STATED TASK — Copy the data that follows, character for character, minus the pictures.

SUPPLIED MATERIAL —
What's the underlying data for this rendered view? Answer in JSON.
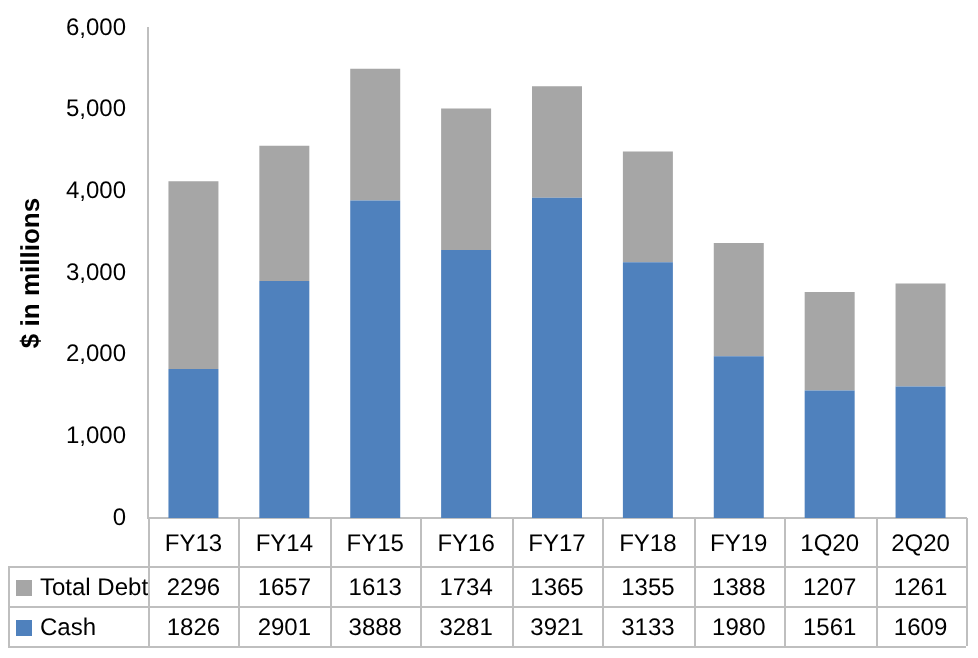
{
  "chart_data": {
    "type": "bar",
    "stacked": true,
    "ylabel": "$ in millions",
    "categories": [
      "FY13",
      "FY14",
      "FY15",
      "FY16",
      "FY17",
      "FY18",
      "FY19",
      "1Q20",
      "2Q20"
    ],
    "series": [
      {
        "name": "Cash",
        "color": "#4f81bd",
        "values": [
          1826,
          2901,
          3888,
          3281,
          3921,
          3133,
          1980,
          1561,
          1609
        ]
      },
      {
        "name": "Total Debt",
        "color": "#a6a6a6",
        "values": [
          2296,
          1657,
          1613,
          1734,
          1365,
          1355,
          1388,
          1207,
          1261
        ]
      }
    ],
    "ylim": [
      0,
      6000
    ],
    "yticks": [
      {
        "value": 0,
        "label": "0"
      },
      {
        "value": 1000,
        "label": "1,000"
      },
      {
        "value": 2000,
        "label": "2,000"
      },
      {
        "value": 3000,
        "label": "3,000"
      },
      {
        "value": 4000,
        "label": "4,000"
      },
      {
        "value": 5000,
        "label": "5,000"
      },
      {
        "value": 6000,
        "label": "6,000"
      }
    ],
    "data_labels": true,
    "legend": "bottom",
    "grid": false
  }
}
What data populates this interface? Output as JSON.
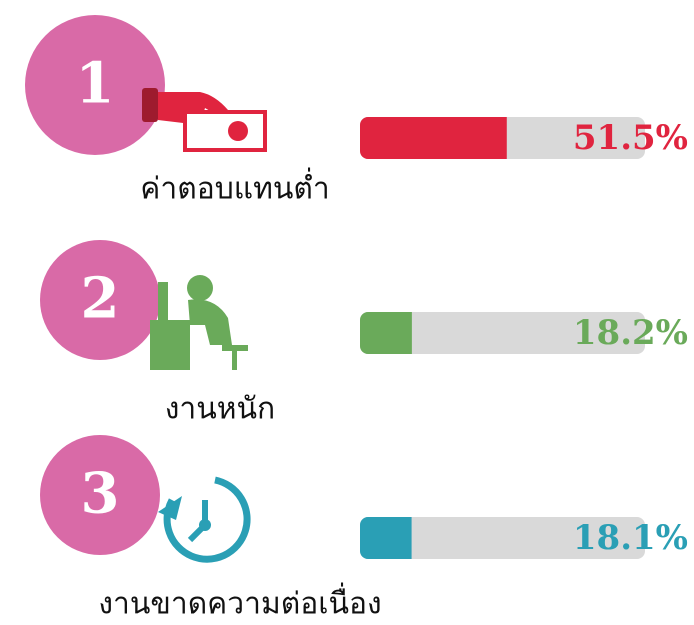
{
  "chart_data": {
    "type": "bar",
    "orientation": "horizontal",
    "ranks": [
      1,
      2,
      3
    ],
    "categories": [
      "ค่าตอบแทนต่ำ",
      "งานหนัก",
      "งานขาดความต่อเนื่อง"
    ],
    "values": [
      51.5,
      18.2,
      18.1
    ],
    "value_labels": [
      "51.5%",
      "18.2%",
      "18.1%"
    ],
    "colors": [
      "#e0243f",
      "#6aaa5a",
      "#2a9fb5"
    ],
    "xlim": [
      0,
      100
    ]
  }
}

SOLVED PROBLEM —
What's the underlying data for this rendered view? Answer in JSON.
{
  "chart_data": {
    "type": "bar",
    "stacked": true,
    "ylabel": "$ in millions",
    "categories": [
      "FY13",
      "FY14",
      "FY15",
      "FY16",
      "FY17",
      "FY18",
      "FY19",
      "1Q20",
      "2Q20"
    ],
    "series": [
      {
        "name": "Cash",
        "color": "#4f81bd",
        "values": [
          1826,
          2901,
          3888,
          3281,
          3921,
          3133,
          1980,
          1561,
          1609
        ]
      },
      {
        "name": "Total Debt",
        "color": "#a6a6a6",
        "values": [
          2296,
          1657,
          1613,
          1734,
          1365,
          1355,
          1388,
          1207,
          1261
        ]
      }
    ],
    "ylim": [
      0,
      6000
    ],
    "yticks": [
      {
        "value": 0,
        "label": "0"
      },
      {
        "value": 1000,
        "label": "1,000"
      },
      {
        "value": 2000,
        "label": "2,000"
      },
      {
        "value": 3000,
        "label": "3,000"
      },
      {
        "value": 4000,
        "label": "4,000"
      },
      {
        "value": 5000,
        "label": "5,000"
      },
      {
        "value": 6000,
        "label": "6,000"
      }
    ],
    "data_labels": true,
    "legend": "bottom",
    "grid": false
  }
}
What data populates this interface? Output as JSON.
{
  "chart_data": {
    "type": "bar",
    "orientation": "horizontal",
    "ranks": [
      1,
      2,
      3
    ],
    "categories": [
      "ค่าตอบแทนต่ำ",
      "งานหนัก",
      "งานขาดความต่อเนื่อง"
    ],
    "values": [
      51.5,
      18.2,
      18.1
    ],
    "value_labels": [
      "51.5%",
      "18.2%",
      "18.1%"
    ],
    "colors": [
      "#e0243f",
      "#6aaa5a",
      "#2a9fb5"
    ],
    "xlim": [
      0,
      100
    ]
  }
}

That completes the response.